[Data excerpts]
** begin **
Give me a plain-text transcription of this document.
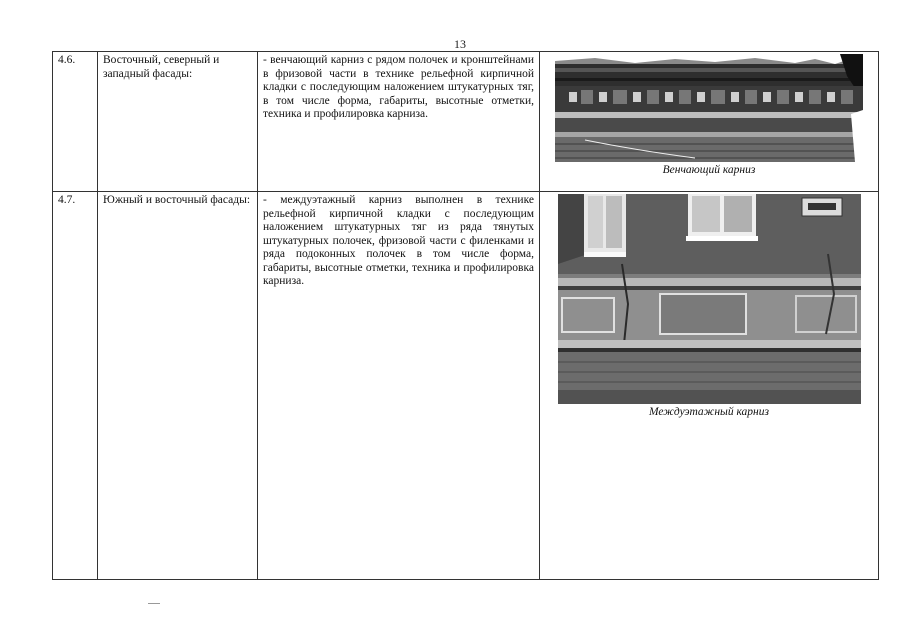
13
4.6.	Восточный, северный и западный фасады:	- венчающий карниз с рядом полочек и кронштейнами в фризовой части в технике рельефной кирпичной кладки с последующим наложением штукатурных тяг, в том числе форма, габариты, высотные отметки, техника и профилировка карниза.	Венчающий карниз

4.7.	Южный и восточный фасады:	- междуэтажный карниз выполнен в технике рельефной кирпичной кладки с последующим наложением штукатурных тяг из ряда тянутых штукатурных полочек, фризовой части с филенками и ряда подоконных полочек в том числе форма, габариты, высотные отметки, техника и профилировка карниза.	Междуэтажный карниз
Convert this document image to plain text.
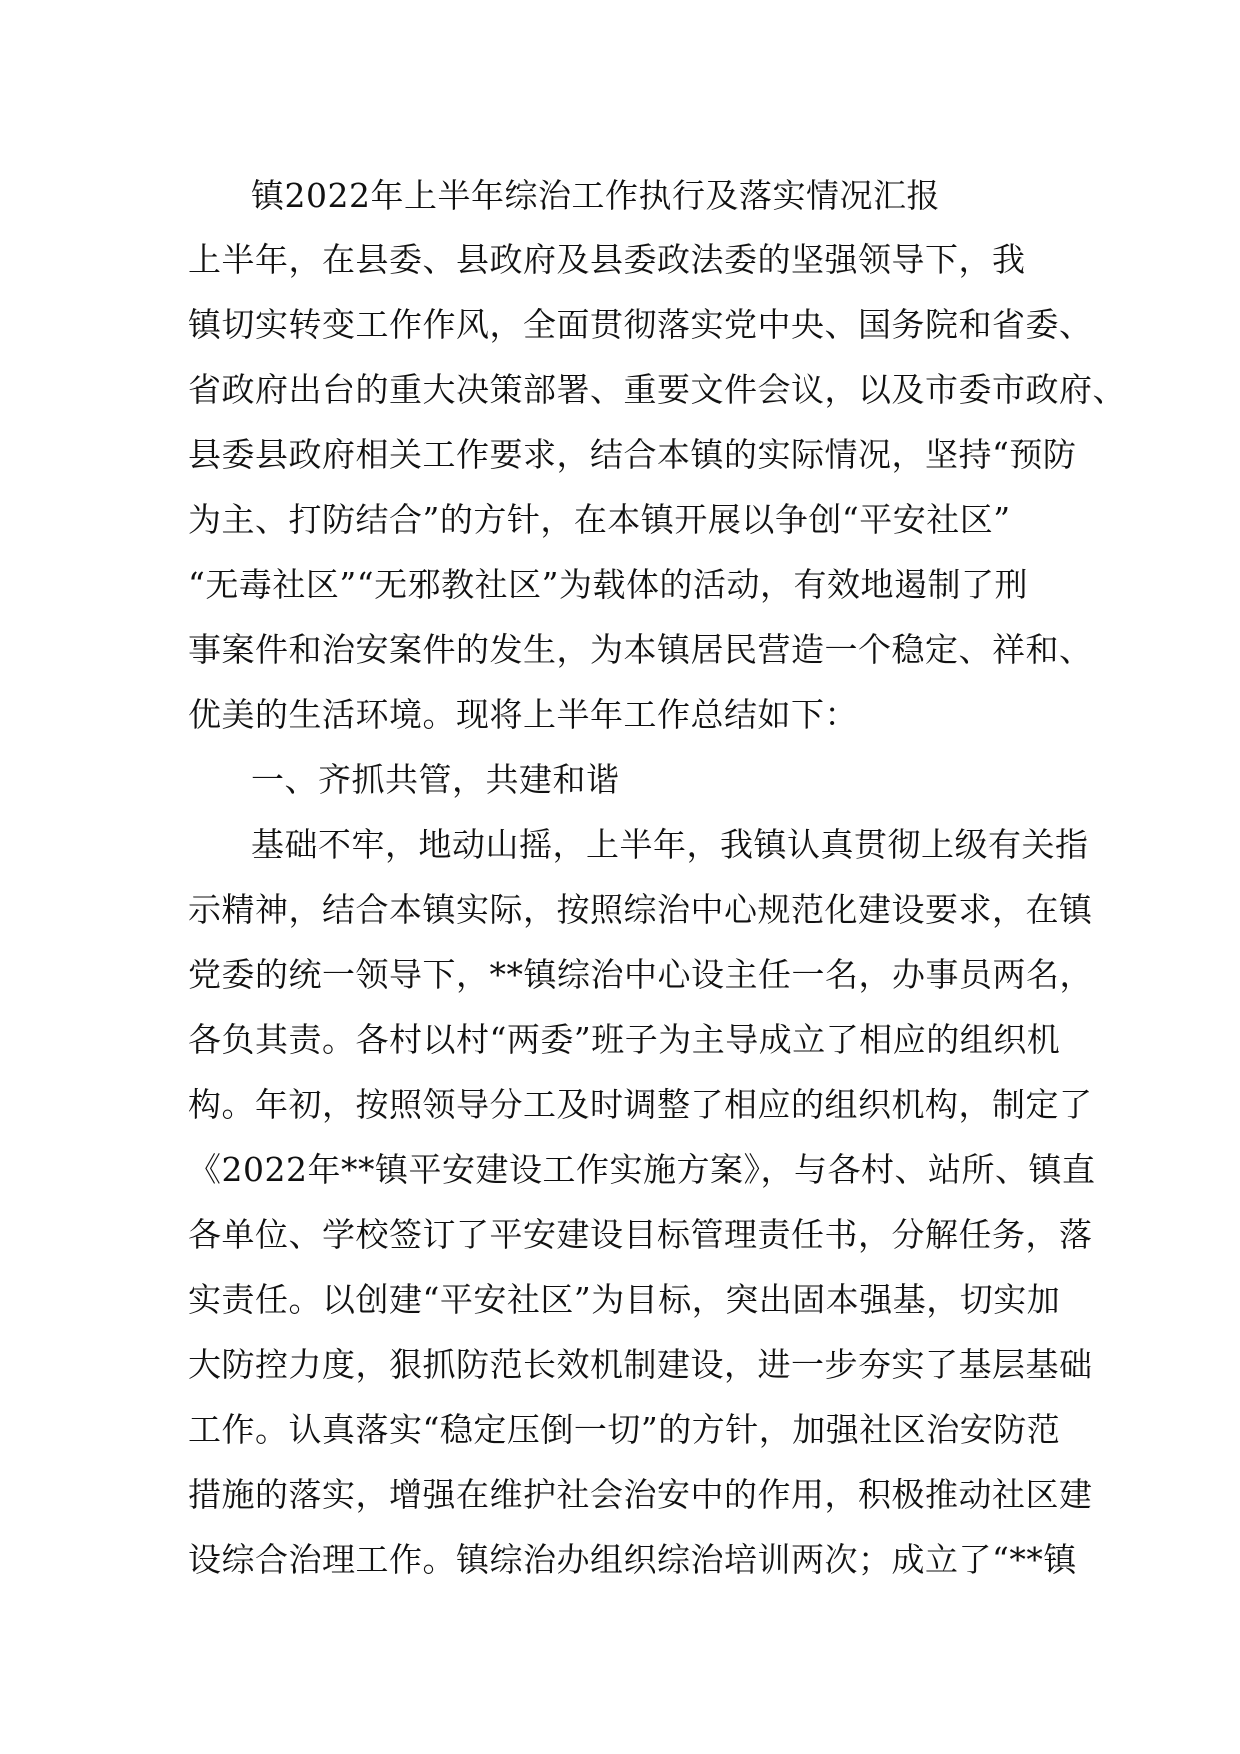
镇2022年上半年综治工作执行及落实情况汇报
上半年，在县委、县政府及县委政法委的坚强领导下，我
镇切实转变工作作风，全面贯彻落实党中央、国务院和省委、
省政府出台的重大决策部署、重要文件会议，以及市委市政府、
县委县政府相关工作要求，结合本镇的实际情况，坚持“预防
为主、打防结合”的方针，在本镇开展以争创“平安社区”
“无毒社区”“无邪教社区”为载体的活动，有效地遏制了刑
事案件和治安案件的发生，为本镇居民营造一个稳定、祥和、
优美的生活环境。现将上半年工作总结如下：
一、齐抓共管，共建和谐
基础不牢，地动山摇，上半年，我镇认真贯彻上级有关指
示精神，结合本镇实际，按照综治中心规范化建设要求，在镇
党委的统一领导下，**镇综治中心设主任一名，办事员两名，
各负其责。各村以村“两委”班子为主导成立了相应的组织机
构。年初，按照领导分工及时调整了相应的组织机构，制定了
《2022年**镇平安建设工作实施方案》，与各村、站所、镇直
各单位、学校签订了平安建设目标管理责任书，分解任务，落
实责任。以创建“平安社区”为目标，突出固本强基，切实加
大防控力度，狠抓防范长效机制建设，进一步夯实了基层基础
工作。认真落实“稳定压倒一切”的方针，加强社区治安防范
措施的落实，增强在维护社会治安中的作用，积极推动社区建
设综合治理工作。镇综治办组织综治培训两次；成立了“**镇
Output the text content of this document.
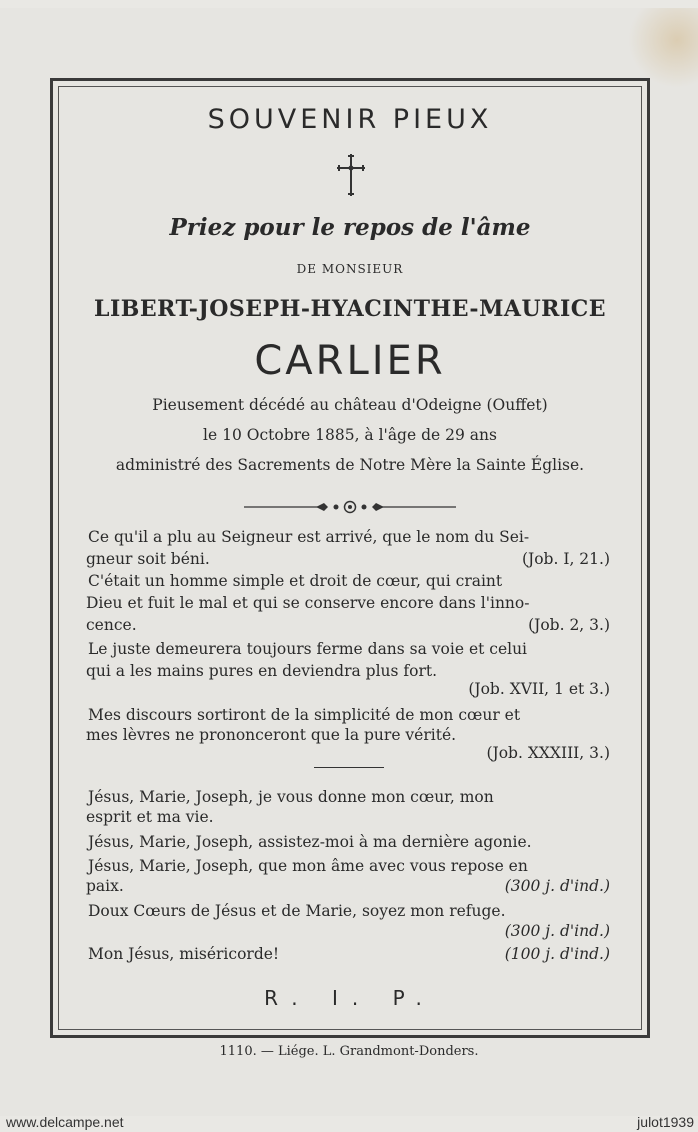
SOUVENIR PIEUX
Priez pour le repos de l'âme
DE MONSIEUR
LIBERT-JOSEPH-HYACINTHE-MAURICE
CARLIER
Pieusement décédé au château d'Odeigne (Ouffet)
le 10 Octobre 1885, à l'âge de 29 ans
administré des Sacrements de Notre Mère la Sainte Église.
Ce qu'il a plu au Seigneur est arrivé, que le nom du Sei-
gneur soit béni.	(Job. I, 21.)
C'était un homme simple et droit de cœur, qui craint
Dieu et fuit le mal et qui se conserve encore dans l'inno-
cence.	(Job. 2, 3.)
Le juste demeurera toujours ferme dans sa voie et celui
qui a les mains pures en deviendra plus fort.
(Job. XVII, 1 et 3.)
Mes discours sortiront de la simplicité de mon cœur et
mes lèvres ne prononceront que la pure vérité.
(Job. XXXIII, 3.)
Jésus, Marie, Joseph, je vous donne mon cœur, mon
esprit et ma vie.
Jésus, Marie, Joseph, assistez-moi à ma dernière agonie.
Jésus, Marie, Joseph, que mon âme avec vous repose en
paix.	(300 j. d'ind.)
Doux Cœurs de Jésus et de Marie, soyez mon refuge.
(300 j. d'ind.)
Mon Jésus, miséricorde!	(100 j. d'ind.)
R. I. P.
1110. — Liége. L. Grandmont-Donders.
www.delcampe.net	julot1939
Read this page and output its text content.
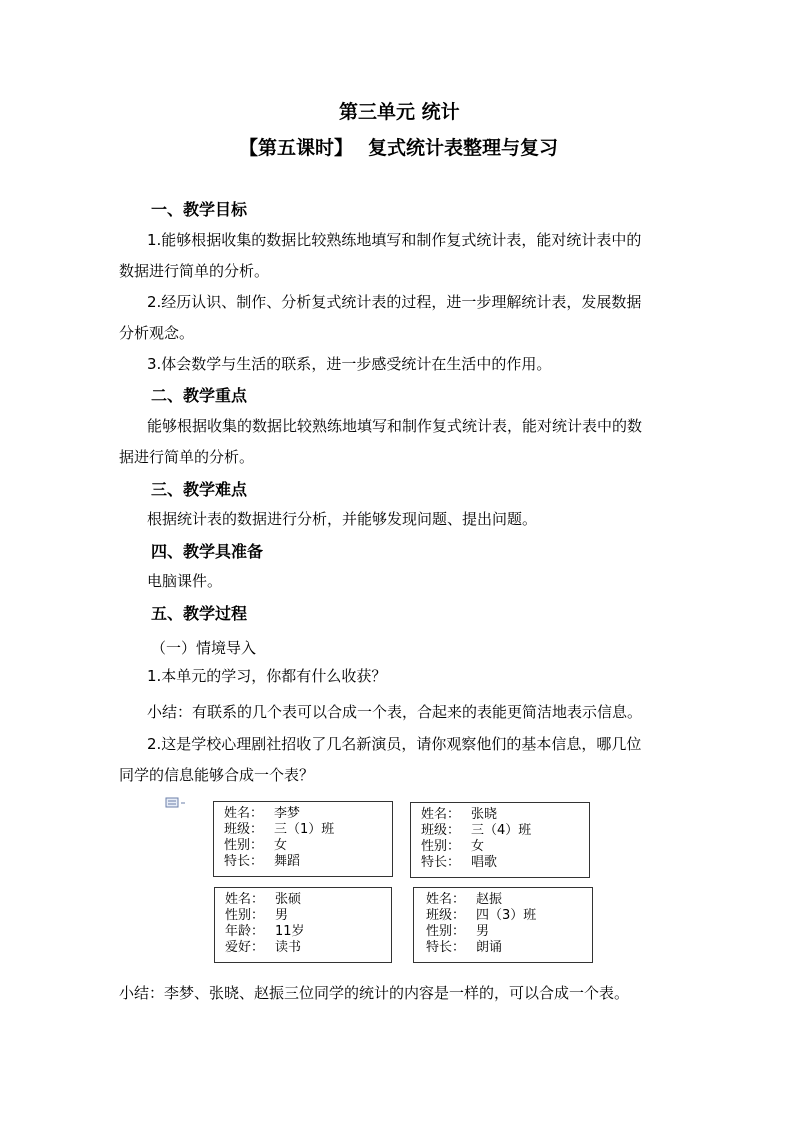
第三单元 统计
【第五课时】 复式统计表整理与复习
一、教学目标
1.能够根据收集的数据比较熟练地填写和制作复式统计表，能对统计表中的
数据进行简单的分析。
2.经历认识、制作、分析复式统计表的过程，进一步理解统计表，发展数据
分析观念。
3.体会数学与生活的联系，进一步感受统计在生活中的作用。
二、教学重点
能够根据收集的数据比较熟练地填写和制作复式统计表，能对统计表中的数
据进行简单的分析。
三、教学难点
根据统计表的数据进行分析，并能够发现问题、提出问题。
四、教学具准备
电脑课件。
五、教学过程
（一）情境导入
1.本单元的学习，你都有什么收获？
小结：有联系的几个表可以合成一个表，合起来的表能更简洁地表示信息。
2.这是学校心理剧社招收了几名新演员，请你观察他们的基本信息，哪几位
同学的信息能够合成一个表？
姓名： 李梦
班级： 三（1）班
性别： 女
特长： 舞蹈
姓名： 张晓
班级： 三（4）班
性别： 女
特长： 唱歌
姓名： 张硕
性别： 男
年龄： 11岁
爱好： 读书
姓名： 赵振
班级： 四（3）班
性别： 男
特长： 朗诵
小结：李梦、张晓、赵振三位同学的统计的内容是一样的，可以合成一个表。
** end **
▶ **Aim of the task**
Within the listing above, copy each line that has the string "техника".

▶ **Correct answer**
4.6.	Восточный, северный и западный фасады:	- венчающий карниз с рядом полочек и кронштейнами в фризовой части в технике рельефной кирпичной кладки с последующим наложением штукатурных тяг, в том числе форма, габариты, высотные отметки, техника и профилировка карниза.	Венчающий карниз
4.7.	Южный и восточный фасады:	- междуэтажный карниз выполнен в технике рельефной кирпичной кладки с последующим наложением штукатурных тяг из ряда тянутых штукатурных полочек, фризовой части с филенками и ряда подоконных полочек в том числе форма, габариты, высотные отметки, техника и профилировка карниза.	Междуэтажный карниз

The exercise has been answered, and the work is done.